■ STORED DATA:
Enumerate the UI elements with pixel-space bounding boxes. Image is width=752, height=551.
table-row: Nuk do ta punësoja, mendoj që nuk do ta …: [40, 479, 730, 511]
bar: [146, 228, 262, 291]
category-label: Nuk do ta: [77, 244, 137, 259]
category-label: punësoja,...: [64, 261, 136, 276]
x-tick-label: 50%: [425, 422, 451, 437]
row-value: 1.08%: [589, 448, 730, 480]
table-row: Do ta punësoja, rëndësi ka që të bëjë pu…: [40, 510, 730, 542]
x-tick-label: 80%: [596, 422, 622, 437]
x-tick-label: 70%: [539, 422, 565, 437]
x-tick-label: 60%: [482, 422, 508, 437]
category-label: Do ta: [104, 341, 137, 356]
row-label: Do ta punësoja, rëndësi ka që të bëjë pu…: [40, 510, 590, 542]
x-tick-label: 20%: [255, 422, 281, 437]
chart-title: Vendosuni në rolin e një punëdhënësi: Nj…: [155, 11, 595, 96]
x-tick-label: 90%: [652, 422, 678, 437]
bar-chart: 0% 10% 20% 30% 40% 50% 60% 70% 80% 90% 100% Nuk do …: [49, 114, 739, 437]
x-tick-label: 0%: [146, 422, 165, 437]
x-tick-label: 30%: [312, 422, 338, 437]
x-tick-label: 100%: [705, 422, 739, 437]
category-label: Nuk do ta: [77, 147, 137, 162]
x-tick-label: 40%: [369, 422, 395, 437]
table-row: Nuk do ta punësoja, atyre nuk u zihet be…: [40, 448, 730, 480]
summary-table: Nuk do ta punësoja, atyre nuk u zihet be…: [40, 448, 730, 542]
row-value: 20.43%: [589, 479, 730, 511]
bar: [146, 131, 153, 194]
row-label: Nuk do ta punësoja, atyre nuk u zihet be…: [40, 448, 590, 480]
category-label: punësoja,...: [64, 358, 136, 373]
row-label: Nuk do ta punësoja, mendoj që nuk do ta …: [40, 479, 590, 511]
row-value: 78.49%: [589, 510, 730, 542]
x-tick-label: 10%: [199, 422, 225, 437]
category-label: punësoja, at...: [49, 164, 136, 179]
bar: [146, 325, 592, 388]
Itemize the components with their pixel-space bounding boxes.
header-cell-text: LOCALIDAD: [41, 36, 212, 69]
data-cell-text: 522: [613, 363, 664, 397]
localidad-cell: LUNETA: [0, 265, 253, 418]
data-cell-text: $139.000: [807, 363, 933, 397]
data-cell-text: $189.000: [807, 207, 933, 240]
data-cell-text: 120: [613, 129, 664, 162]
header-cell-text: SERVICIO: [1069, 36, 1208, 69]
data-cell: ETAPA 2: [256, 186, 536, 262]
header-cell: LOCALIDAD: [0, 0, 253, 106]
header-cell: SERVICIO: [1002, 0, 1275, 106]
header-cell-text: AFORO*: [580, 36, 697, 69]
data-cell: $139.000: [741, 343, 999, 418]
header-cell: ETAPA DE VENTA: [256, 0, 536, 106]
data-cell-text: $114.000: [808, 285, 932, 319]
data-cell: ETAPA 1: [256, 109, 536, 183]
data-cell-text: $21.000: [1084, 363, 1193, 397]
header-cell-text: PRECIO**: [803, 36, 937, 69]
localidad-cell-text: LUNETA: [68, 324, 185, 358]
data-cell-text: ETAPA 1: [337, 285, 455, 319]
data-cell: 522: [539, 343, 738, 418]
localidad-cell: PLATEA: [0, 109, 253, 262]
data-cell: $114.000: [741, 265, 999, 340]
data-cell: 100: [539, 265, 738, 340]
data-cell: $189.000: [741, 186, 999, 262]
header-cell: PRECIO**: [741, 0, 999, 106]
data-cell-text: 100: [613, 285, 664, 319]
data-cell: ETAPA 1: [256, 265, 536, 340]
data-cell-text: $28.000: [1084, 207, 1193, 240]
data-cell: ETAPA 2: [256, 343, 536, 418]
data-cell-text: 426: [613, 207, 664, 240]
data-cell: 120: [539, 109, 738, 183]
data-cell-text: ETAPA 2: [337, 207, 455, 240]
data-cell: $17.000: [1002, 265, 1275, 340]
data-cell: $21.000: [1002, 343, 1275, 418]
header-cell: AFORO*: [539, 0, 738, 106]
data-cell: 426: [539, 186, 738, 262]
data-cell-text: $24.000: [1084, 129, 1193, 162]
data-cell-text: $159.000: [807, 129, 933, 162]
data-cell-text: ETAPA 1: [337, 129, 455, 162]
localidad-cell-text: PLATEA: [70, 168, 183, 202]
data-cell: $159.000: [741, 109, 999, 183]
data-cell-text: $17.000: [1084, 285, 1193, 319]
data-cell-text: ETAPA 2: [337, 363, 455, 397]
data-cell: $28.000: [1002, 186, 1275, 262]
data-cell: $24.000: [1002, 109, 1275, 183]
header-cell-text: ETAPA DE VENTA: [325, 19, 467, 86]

■ GIVEN PROBLEM:
Edit the entries from the very first line down through the line with "category-label: punësoja,...: [64, 261, 136, 276]", swapping each "category-label" for "axis-label" and keeping everything else in those lines the same.

■ EXERCISE RESPONSE:
Enumerate the UI elements with pixel-space bounding boxes. Image is width=752, height=551.
table-row: Nuk do ta punësoja, mendoj që nuk do ta …: [40, 479, 730, 511]
bar: [146, 228, 262, 291]
axis-label: Nuk do ta: [77, 244, 137, 259]
axis-label: punësoja,...: [64, 261, 136, 276]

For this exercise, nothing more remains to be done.